▸ **Task to complete**:
From the listing below, pull out all lines with "unifié" in them.

▸ **The records**:
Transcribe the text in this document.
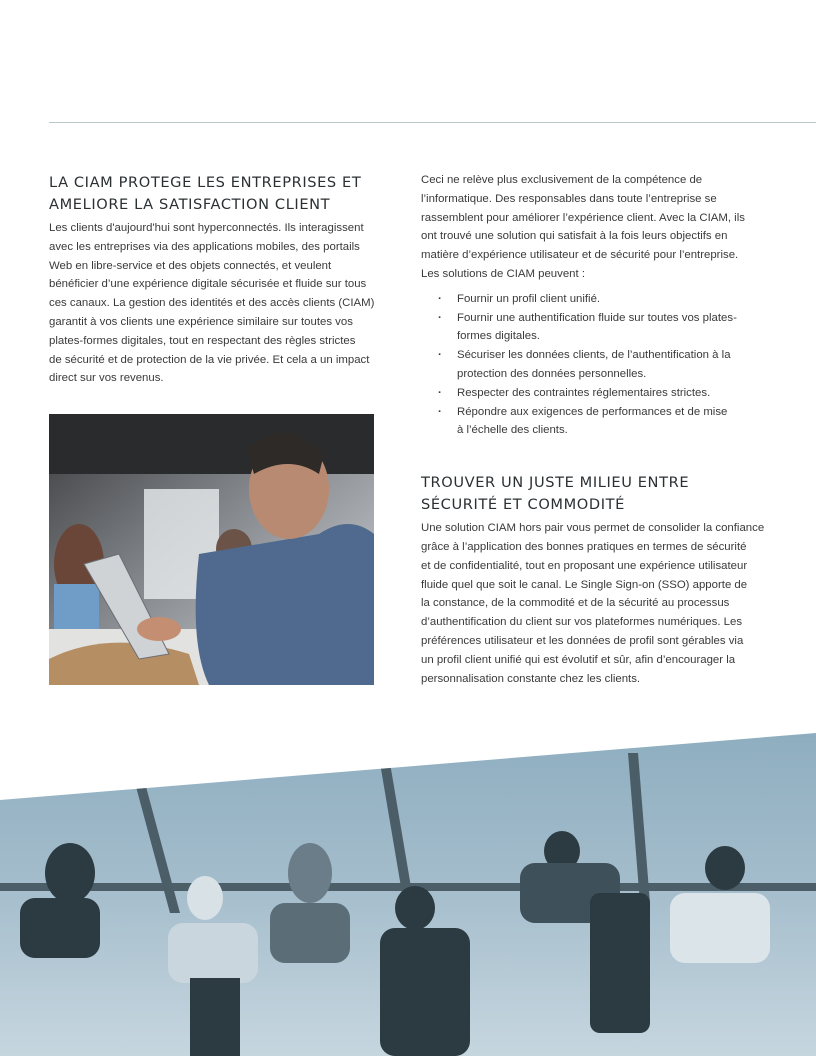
LA CIAM PROTEGE LES ENTREPRISES ET
AMELIORE LA SATISFACTION CLIENT
Les clients d'aujourd'hui sont hyperconnectés. Ils interagissent
avec les entreprises via des applications mobiles, des portails
Web en libre-service et des objets connectés, et veulent
bénéficier d’une expérience digitale sécurisée et fluide sur tous
ces canaux. La gestion des identités et des accès clients (CIAM)
garantit à vos clients une expérience similaire sur toutes vos
plates-formes digitales, tout en respectant des règles strictes
de sécurité et de protection de la vie privée. Et cela a un impact
direct sur vos revenus.
Ceci ne relève plus exclusivement de la compétence de
l’informatique. Des responsables dans toute l’entreprise se
rassemblent pour améliorer l’expérience client. Avec la CIAM, ils
ont trouvé une solution qui satisfait à la fois leurs objectifs en
matière d’expérience utilisateur et de sécurité pour l’entreprise.
Les solutions de CIAM peuvent :
· Fournir un profil client unifié.
· Fournir une authentification fluide sur toutes vos plates-
formes digitales.
· Sécuriser les données clients, de l’authentification à la
protection des données personnelles.
· Respecter des contraintes réglementaires strictes.
· Répondre aux exigences de performances et de mise
à l’échelle des clients.
TROUVER UN JUSTE MILIEU ENTRE
SÉCURITÉ ET COMMODITÉ
Une solution CIAM hors pair vous permet de consolider la confiance
grâce à l’application des bonnes pratiques en termes de sécurité
et de confidentialité, tout en proposant une expérience utilisateur
fluide quel que soit le canal. Le Single Sign-on (SSO) apporte de
la constance, de la commodité et de la sécurité au processus
d’authentification du client sur vos plateformes numériques. Les
préférences utilisateur et les données de profil sont gérables via
un profil client unifié qui est évolutif et sûr, afin d’encourager la
personnalisation constante chez les clients.
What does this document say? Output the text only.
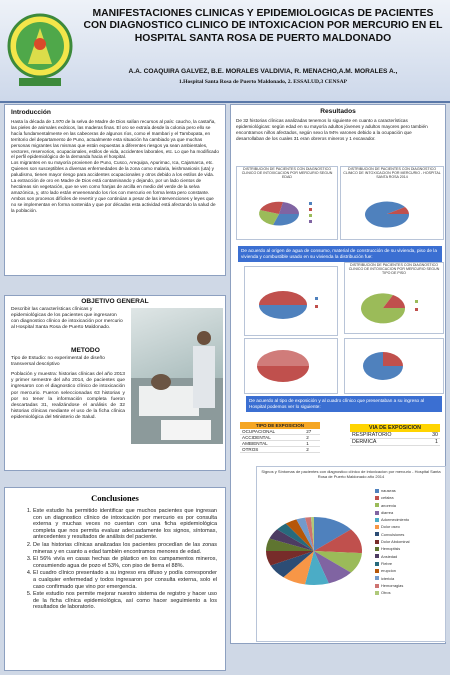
MANIFESTACIONES CLINICAS Y EPIDEMIOLOGICAS DE PACIENTES CON DIAGNOSTICO CLINICO DE INTOXICACION POR MERCURIO EN EL HOSPITAL SANTA ROSA DE PUERTO MALDONADO
A.A. COAQUIRA GALVEZ, B.E. MORALES VALDIVIA, R. MENACHO,A.M. MORALES A.,
1.Hospital Santa Rosa de Puerto Maldonado, 2. ESSALUD,3 CENSAP
Introducción

Hasta la década de 1.970 de la selva de Madre de Dios salían recursos al país: caucho, la castaña, las pieles de animales exóticos, las maderas finas. El oro se extraía desde la colonia pero ello se hacía fundamentalmente en las cabeceras de algunos ríos, como el Inambari y el Tambopata, en territorio del departamento de Puno, actualmente esta situación ha cambiado ya que muchas personas migrantes las mismas que están expuestas a diferentes riesgos ya sean ambientales, vectores, reservorios, ocupacionales, estilos de vida, accidentes laborales, etc. Lo que ha modificado el perfil epidemiológico de la demanda hacia el hospital.

Los migrantes en su mayoría provienen de Puno, Cusco, Arequipa, Apurimac, Ica, Cajamarca, etc. Quienes son susceptibles a diversas enfermedades de la zona como malaria, leishmaniosis (uta) y paludismo, tienen mayor riesgo para accidentes ocupacionales y otros debido a los estilos de vida.

La extracción de oro en Madre de Dios está contaminando y dejando, por un lado cientos de hectáreas sin vegetación, que se ven como franjas de arcilla en medio del verde de la selva amazónica, y, otro lado están envenenando los ríos con mercurio en forma lenta pero constante. Ambos son procesos difíciles de revertir y que continúan a pesar de las intervenciones y leyes que no se implementan en forma sostenida y que por décadas esta actividad está afectando la salud de la población.

OBJETIVO GENERAL
Describir las características clínicas y epidemiológicas de los pacientes que ingresaron con diagnostico clínico de intoxicación por mercurio al Hospital Santa Rosa de Puerto Maldonado.
METODO
Tipo de Estudio: no experimental de diseño transversal descriptivo
Población y muestra: historias clínicas del año 2013 y primer semestre del año 2014, de pacientes que ingresaron con el diagnostico clínico de intoxicación por mercurio. Fueron seleccionadas 63 historias y por no tener la información completa fueron descartadas 31, realizándose el análisis de 32 historias clínicas mediante el uso de la ficha clínica epidemiológica del Ministerio de Salud.
Conclusiones
1. Este estudio ha permitido identificar que muchos pacientes que ingresan con un diagnostico clínico de intoxicación por mercurio es por consulta externa y muchas veces no cuentan con una ficha epidemiológica completa que nos permita evaluar adecuadamente los signos, síntomas, antecedentes y resultados de análisis del paciente.
2. De las historias clínicas analizadas los pacientes procedían de las zonas mineras y en cuanto a edad también encontramos menores de edad.
3. El 56% vivía en casas hechas de plástico en los campamentos mineros, consumiendo agua de pozo el 53%, con piso de tierra el 88%.
4. El cuadro clínico presentado a su ingreso era difuso y podía corresponder a cualquier enfermedad y todos ingresaron por consulta externa, solo el caso confirmado que vino por emergencia.
5. Este estudio nos permite mejorar nuestro sistema de registro y hacer uso de la ficha clínica epidemiológica, así como hacer seguimiento a los resultados de laboratorio.
Resultados

De 32 historias clínicas analizadas tenemos lo siguiente en cuanto a características epidemiológicas: según edad en su mayoría adultos jóvenes y adultos mayores pero también encontramos niños afectados, según sexo la 94% varones debido a la ocupación que desarrollaban de los cuales 31 eran obreros mineros y 1 excavador.

DISTRIBUCION DE PACIENTES CON DIAGNOSTICO CLINICO DE INTOXICACION POR MERCURIO SEGUN EDAD
DISTRIBUCION DE PACIENTES CON DIAGNOSTICO CLINICO DE INTOXICACION POR MERCURIO - HOSPITAL SANTA ROSA 2014
De acuerdo al origen de agua de consumo, material de construcción de su vivienda, piso de la vivienda y combustible usado en su vivienda la distribución fue:
DISTRIBUCION DE PACIENTES CON DIAGNOSTICO CLINICO DE INTOXICACION POR MERCURIO SEGUN TIPO DE PISO
De acuerdo al tipo de exposición y al cuadro clínico que presentaban a su ingreso al Hospital podemos ver lo siguiente:
TIPO DE EXPOSICION	
OCUPACIONAL	27
ACCIDENTAL	2
AMBIENTAL	1
OTROS	2
VIA DE EXPOSICION	
RESPIRATORIO	30
DERMICA	1
Signos y Síntomas de pacientes con diagnostico clínico de intoxicacion por mercurio - Hospital Santa Rosa de Puerto Maldonado año 2014
nauseas
cefalea
anorexia
diarrea
Adormecimiento
Dolor oseo
Convulsiones
Dolor Abdominal
Hemoptisis
Ansiedad
Fiebre
erupcion
ictericia
Hemorragias
Otros
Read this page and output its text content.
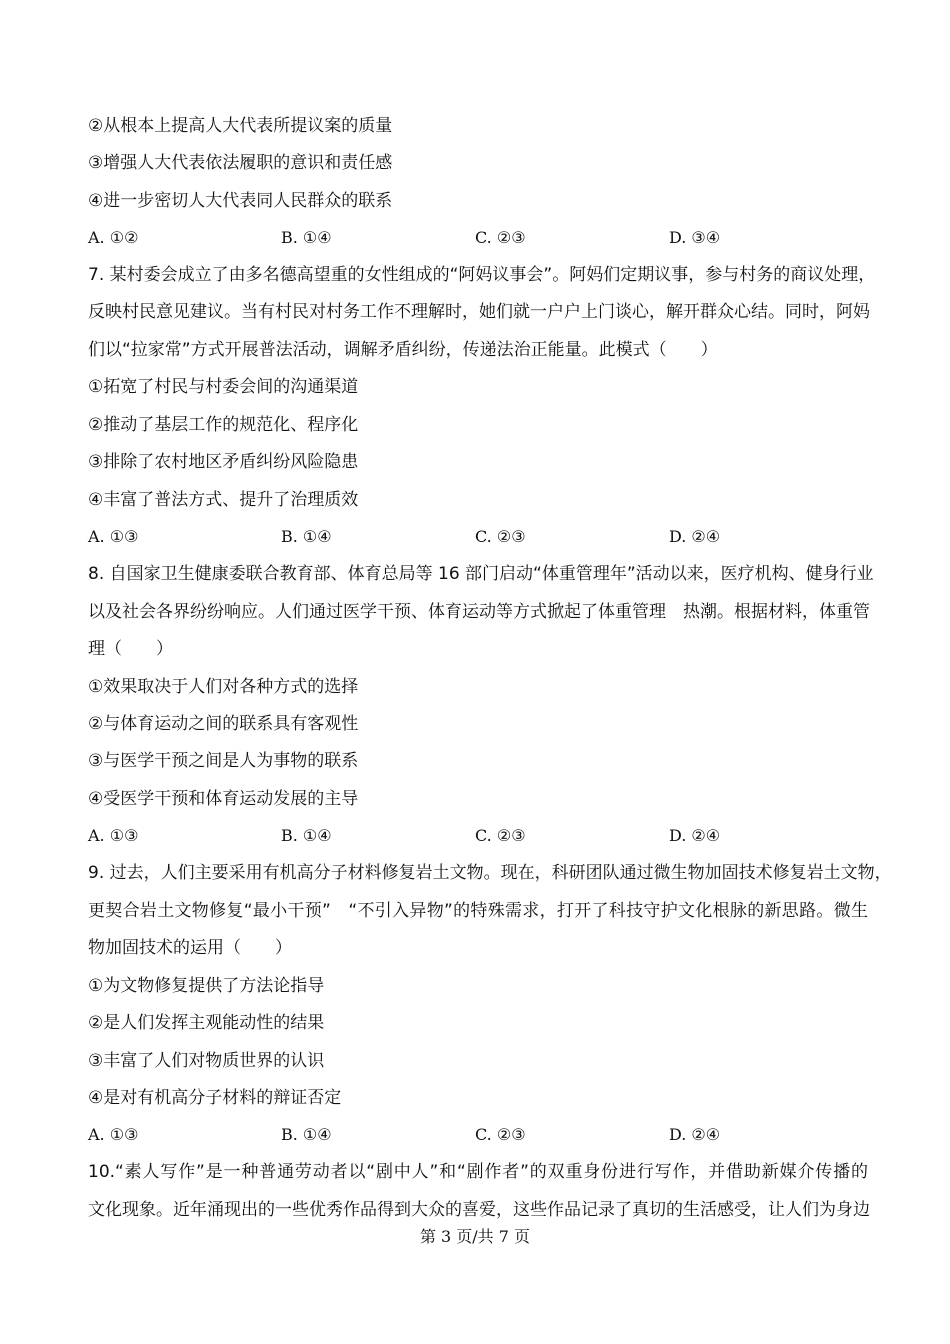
②从根本上提高人大代表所提议案的质量
③增强人大代表依法履职的意识和责任感
④进一步密切人大代表同人民群众的联系
A. ①②	B. ①④	C. ②③	D. ③④
7. 某村委会成立了由多名德高望重的女性组成的“阿妈议事会”。阿妈们定期议事，参与村务的商议处理，
反映村民意见建议。当有村民对村务工作不理解时，她们就一户户上门谈心，解开群众心结。同时，阿妈
们以“拉家常”方式开展普法活动，调解矛盾纠纷，传递法治正能量。此模式（　　）
①拓宽了村民与村委会间的沟通渠道
②推动了基层工作的规范化、程序化
③排除了农村地区矛盾纠纷风险隐患
④丰富了普法方式、提升了治理质效
A. ①③	B. ①④	C. ②③	D. ②④
8. 自国家卫生健康委联合教育部、体育总局等 16 部门启动“体重管理年”活动以来，医疗机构、健身行业
以及社会各界纷纷响应。人们通过医学干预、体育运动等方式掀起了体重管理　热潮。根据材料，体重管
理（　　）
①效果取决于人们对各种方式的选择
②与体育运动之间的联系具有客观性
③与医学干预之间是人为事物的联系
④受医学干预和体育运动发展的主导
A. ①③	B. ①④	C. ②③	D. ②④
9. 过去，人们主要采用有机高分子材料修复岩土文物。现在，科研团队通过微生物加固技术修复岩土文物，
更契合岩土文物修复“最小干预”　“不引入异物”的特殊需求，打开了科技守护文化根脉的新思路。微生
物加固技术的运用（　　）
①为文物修复提供了方法论指导
②是人们发挥主观能动性的结果
③丰富了人们对物质世界的认识
④是对有机高分子材料的辩证否定
A. ①③	B. ①④	C. ②③	D. ②④
10.“素人写作”是一种普通劳动者以“剧中人”和“剧作者”的双重身份进行写作，并借助新媒介传播的
文化现象。近年涌现出的一些优秀作品得到大众的喜爱，这些作品记录了真切的生活感受，让人们为身边
第 3 页/共 7 页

▸ **Written answer**:
· Fournir un profil client unifié.
un profil client unifié qui est évolutif et sûr, afin d’encourager la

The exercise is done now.